→ **MATERIAL FOR THIS TASK**
>>

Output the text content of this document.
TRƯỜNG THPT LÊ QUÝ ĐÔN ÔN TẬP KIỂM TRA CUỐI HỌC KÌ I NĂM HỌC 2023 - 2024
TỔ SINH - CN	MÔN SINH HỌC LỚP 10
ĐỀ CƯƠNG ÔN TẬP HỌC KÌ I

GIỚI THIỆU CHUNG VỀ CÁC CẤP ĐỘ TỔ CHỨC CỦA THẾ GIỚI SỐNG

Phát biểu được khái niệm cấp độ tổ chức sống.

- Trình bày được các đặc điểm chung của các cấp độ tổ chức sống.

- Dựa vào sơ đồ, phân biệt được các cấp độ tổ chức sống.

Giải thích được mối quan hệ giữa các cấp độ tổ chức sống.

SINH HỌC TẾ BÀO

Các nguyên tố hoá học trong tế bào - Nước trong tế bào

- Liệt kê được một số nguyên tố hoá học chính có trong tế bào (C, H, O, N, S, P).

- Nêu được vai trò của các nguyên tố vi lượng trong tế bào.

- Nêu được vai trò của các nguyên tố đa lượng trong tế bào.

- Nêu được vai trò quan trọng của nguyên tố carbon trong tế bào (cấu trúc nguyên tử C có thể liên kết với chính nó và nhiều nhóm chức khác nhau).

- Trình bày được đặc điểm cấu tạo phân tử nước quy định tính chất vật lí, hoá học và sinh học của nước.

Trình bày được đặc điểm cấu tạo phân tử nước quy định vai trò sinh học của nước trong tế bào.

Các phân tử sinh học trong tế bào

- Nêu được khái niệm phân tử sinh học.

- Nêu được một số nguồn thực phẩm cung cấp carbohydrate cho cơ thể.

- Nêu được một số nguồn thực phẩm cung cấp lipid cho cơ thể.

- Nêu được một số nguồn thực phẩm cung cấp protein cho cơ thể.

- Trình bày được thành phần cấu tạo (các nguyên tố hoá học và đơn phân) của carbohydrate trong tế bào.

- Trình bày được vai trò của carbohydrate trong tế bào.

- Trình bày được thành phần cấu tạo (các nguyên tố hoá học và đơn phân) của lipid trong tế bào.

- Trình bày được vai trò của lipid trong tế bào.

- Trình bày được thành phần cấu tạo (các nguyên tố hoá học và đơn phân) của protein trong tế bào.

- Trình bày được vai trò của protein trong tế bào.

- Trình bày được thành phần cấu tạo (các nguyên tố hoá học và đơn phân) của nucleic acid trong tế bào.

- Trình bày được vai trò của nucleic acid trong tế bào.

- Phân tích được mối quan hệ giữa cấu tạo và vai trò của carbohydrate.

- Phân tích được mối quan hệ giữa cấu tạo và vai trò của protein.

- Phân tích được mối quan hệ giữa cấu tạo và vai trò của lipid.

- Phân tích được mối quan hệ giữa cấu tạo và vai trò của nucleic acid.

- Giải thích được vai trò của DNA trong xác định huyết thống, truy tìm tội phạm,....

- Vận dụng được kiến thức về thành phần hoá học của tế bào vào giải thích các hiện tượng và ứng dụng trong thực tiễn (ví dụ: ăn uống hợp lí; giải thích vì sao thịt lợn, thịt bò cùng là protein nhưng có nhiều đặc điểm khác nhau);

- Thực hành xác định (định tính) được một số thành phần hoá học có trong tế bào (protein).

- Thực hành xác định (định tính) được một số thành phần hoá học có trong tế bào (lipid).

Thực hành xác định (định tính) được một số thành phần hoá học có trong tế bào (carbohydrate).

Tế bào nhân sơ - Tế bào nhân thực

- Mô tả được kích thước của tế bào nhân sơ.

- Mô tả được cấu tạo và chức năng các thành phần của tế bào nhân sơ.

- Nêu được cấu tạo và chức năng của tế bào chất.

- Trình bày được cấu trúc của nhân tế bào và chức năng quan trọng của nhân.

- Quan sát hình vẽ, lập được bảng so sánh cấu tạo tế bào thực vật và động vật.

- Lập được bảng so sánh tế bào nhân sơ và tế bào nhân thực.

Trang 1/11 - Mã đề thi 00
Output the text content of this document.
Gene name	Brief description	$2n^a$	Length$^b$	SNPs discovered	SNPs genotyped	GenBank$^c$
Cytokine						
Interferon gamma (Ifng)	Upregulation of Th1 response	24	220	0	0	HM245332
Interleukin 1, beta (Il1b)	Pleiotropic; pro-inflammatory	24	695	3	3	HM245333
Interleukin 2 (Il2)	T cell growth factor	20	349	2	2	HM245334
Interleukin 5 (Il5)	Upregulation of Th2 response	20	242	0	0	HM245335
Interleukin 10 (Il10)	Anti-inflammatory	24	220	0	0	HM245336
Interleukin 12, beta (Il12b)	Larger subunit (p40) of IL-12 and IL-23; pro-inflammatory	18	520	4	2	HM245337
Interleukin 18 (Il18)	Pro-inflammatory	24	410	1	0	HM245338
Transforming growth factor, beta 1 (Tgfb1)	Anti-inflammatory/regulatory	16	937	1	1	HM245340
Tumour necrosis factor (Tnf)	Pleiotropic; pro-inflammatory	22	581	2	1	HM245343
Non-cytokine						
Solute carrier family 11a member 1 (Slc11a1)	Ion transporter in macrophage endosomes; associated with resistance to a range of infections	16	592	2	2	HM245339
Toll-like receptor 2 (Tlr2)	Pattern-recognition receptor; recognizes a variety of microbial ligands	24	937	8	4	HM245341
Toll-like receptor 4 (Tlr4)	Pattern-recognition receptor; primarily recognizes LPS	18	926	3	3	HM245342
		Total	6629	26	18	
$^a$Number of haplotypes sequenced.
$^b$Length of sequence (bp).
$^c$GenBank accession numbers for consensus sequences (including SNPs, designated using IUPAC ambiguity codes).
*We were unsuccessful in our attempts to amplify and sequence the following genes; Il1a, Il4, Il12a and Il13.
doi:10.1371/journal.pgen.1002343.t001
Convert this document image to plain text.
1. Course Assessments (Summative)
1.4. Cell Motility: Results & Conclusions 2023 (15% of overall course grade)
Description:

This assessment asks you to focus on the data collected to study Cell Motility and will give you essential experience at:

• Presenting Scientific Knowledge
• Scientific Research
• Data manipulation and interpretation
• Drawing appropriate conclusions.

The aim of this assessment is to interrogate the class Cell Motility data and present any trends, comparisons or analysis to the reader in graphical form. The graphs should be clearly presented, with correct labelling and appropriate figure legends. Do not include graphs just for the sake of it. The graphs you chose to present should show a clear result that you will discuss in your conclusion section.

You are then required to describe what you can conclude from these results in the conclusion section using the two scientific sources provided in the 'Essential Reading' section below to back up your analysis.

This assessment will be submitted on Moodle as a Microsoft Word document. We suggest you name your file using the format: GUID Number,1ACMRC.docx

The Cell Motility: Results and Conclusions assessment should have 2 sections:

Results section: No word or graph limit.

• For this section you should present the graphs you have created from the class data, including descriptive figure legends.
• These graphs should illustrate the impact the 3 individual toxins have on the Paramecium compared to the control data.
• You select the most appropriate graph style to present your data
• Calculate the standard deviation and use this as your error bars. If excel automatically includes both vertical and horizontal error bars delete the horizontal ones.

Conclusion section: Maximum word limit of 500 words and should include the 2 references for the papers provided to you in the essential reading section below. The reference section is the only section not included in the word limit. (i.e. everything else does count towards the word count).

<<

→ **EXERCISE REQUIREMENTS**
Exact retyping of all the entries is required.

→ **SOLUTION FOR THIS PROBLEM**
Output the text content of this document.
TRƯỜNG THPT LÊ QUÝ ĐÔN ÔN TẬP KIỂM TRA CUỐI HỌC KÌ I NĂM HỌC 2023 - 2024
TỔ SINH - CN	MÔN SINH HỌC LỚP 10
ĐỀ CƯƠNG ÔN TẬP HỌC KÌ I

GIỚI THIỆU CHUNG VỀ CÁC CẤP ĐỘ TỔ CHỨC CỦA THẾ GIỚI SỐNG

Phát biểu được khái niệm cấp độ tổ chức sống.

- Trình bày được các đặc điểm chung của các cấp độ tổ chức sống.

- Dựa vào sơ đồ, phân biệt được các cấp độ tổ chức sống.

Giải thích được mối quan hệ giữa các cấp độ tổ chức sống.

SINH HỌC TẾ BÀO

Các nguyên tố hoá học trong tế bào - Nước trong tế bào

- Liệt kê được một số nguyên tố hoá học chính có trong tế bào (C, H, O, N, S, P).

- Nêu được vai trò của các nguyên tố vi lượng trong tế bào.

- Nêu được vai trò của các nguyên tố đa lượng trong tế bào.

- Nêu được vai trò quan trọng của nguyên tố carbon trong tế bào (cấu trúc nguyên tử C có thể liên kết với chính nó và nhiều nhóm chức khác nhau).

- Trình bày được đặc điểm cấu tạo phân tử nước quy định tính chất vật lí, hoá học và sinh học của nước.

Trình bày được đặc điểm cấu tạo phân tử nước quy định vai trò sinh học của nước trong tế bào.

Các phân tử sinh học trong tế bào

- Nêu được khái niệm phân tử sinh học.

- Nêu được một số nguồn thực phẩm cung cấp carbohydrate cho cơ thể.

- Nêu được một số nguồn thực phẩm cung cấp lipid cho cơ thể.

- Nêu được một số nguồn thực phẩm cung cấp protein cho cơ thể.

- Trình bày được thành phần cấu tạo (các nguyên tố hoá học và đơn phân) của carbohydrate trong tế bào.

- Trình bày được vai trò của carbohydrate trong tế bào.

- Trình bày được thành phần cấu tạo (các nguyên tố hoá học và đơn phân) của lipid trong tế bào.

- Trình bày được vai trò của lipid trong tế bào.

- Trình bày được thành phần cấu tạo (các nguyên tố hoá học và đơn phân) của protein trong tế bào.

- Trình bày được vai trò của protein trong tế bào.

- Trình bày được thành phần cấu tạo (các nguyên tố hoá học và đơn phân) của nucleic acid trong tế bào.

- Trình bày được vai trò của nucleic acid trong tế bào.

- Phân tích được mối quan hệ giữa cấu tạo và vai trò của carbohydrate.

- Phân tích được mối quan hệ giữa cấu tạo và vai trò của protein.

- Phân tích được mối quan hệ giữa cấu tạo và vai trò của lipid.

- Phân tích được mối quan hệ giữa cấu tạo và vai trò của nucleic acid.

- Giải thích được vai trò của DNA trong xác định huyết thống, truy tìm tội phạm,....

- Vận dụng được kiến thức về thành phần hoá học của tế bào vào giải thích các hiện tượng và ứng dụng trong thực tiễn (ví dụ: ăn uống hợp lí; giải thích vì sao thịt lợn, thịt bò cùng là protein nhưng có nhiều đặc điểm khác nhau);

- Thực hành xác định (định tính) được một số thành phần hoá học có trong tế bào (protein).

- Thực hành xác định (định tính) được một số thành phần hoá học có trong tế bào (lipid).

Thực hành xác định (định tính) được một số thành phần hoá học có trong tế bào (carbohydrate).

Tế bào nhân sơ - Tế bào nhân thực

- Mô tả được kích thước của tế bào nhân sơ.

- Mô tả được cấu tạo và chức năng các thành phần của tế bào nhân sơ.

- Nêu được cấu tạo và chức năng của tế bào chất.

- Trình bày được cấu trúc của nhân tế bào và chức năng quan trọng của nhân.

- Quan sát hình vẽ, lập được bảng so sánh cấu tạo tế bào thực vật và động vật.

- Lập được bảng so sánh tế bào nhân sơ và tế bào nhân thực.

Trang 1/11 - Mã đề thi 00
Output the text content of this document.
Gene name	Brief description	$2n^a$	Length$^b$	SNPs discovered	SNPs genotyped	GenBank$^c$
Cytokine						
Interferon gamma (Ifng)	Upregulation of Th1 response	24	220	0	0	HM245332
Interleukin 1, beta (Il1b)	Pleiotropic; pro-inflammatory	24	695	3	3	HM245333
Interleukin 2 (Il2)	T cell growth factor	20	349	2	2	HM245334
Interleukin 5 (Il5)	Upregulation of Th2 response	20	242	0	0	HM245335
Interleukin 10 (Il10)	Anti-inflammatory	24	220	0	0	HM245336
Interleukin 12, beta (Il12b)	Larger subunit (p40) of IL-12 and IL-23; pro-inflammatory	18	520	4	2	HM245337
Interleukin 18 (Il18)	Pro-inflammatory	24	410	1	0	HM245338
Transforming growth factor, beta 1 (Tgfb1)	Anti-inflammatory/regulatory	16	937	1	1	HM245340
Tumour necrosis factor (Tnf)	Pleiotropic; pro-inflammatory	22	581	2	1	HM245343
Non-cytokine						
Solute carrier family 11a member 1 (Slc11a1)	Ion transporter in macrophage endosomes; associated with resistance to a range of infections	16	592	2	2	HM245339
Toll-like receptor 2 (Tlr2)	Pattern-recognition receptor; recognizes a variety of microbial ligands	24	937	8	4	HM245341
Toll-like receptor 4 (Tlr4)	Pattern-recognition receptor; primarily recognizes LPS	18	926	3	3	HM245342
		Total	6629	26	18	
$^a$Number of haplotypes sequenced.
$^b$Length of sequence (bp).
$^c$GenBank accession numbers for consensus sequences (including SNPs, designated using IUPAC ambiguity codes).
*We were unsuccessful in our attempts to amplify and sequence the following genes; Il1a, Il4, Il12a and Il13.
doi:10.1371/journal.pgen.1002343.t001
Convert this document image to plain text.
1. Course Assessments (Summative)
1.4. Cell Motility: Results & Conclusions 2023 (15% of overall course grade)
Description:

This assessment asks you to focus on the data collected to study Cell Motility and will give you essential experience at:

• Presenting Scientific Knowledge
• Scientific Research
• Data manipulation and interpretation
• Drawing appropriate conclusions.

The aim of this assessment is to interrogate the class Cell Motility data and present any trends, comparisons or analysis to the reader in graphical form. The graphs should be clearly presented, with correct labelling and appropriate figure legends. Do not include graphs just for the sake of it. The graphs you chose to present should show a clear result that you will discuss in your conclusion section.

You are then required to describe what you can conclude from these results in the conclusion section using the two scientific sources provided in the 'Essential Reading' section below to back up your analysis.

This assessment will be submitted on Moodle as a Microsoft Word document. We suggest you name your file using the format: GUID Number,1ACMRC.docx

The Cell Motility: Results and Conclusions assessment should have 2 sections:

Results section: No word or graph limit.

• For this section you should present the graphs you have created from the class data, including descriptive figure legends.
• These graphs should illustrate the impact the 3 individual toxins have on the Paramecium compared to the control data.
• You select the most appropriate graph style to present your data
• Calculate the standard deviation and use this as your error bars. If excel automatically includes both vertical and horizontal error bars delete the horizontal ones.

Conclusion section: Maximum word limit of 500 words and should include the 2 references for the papers provided to you in the essential reading section below. The reference section is the only section not included in the word limit. (i.e. everything else does count towards the word count).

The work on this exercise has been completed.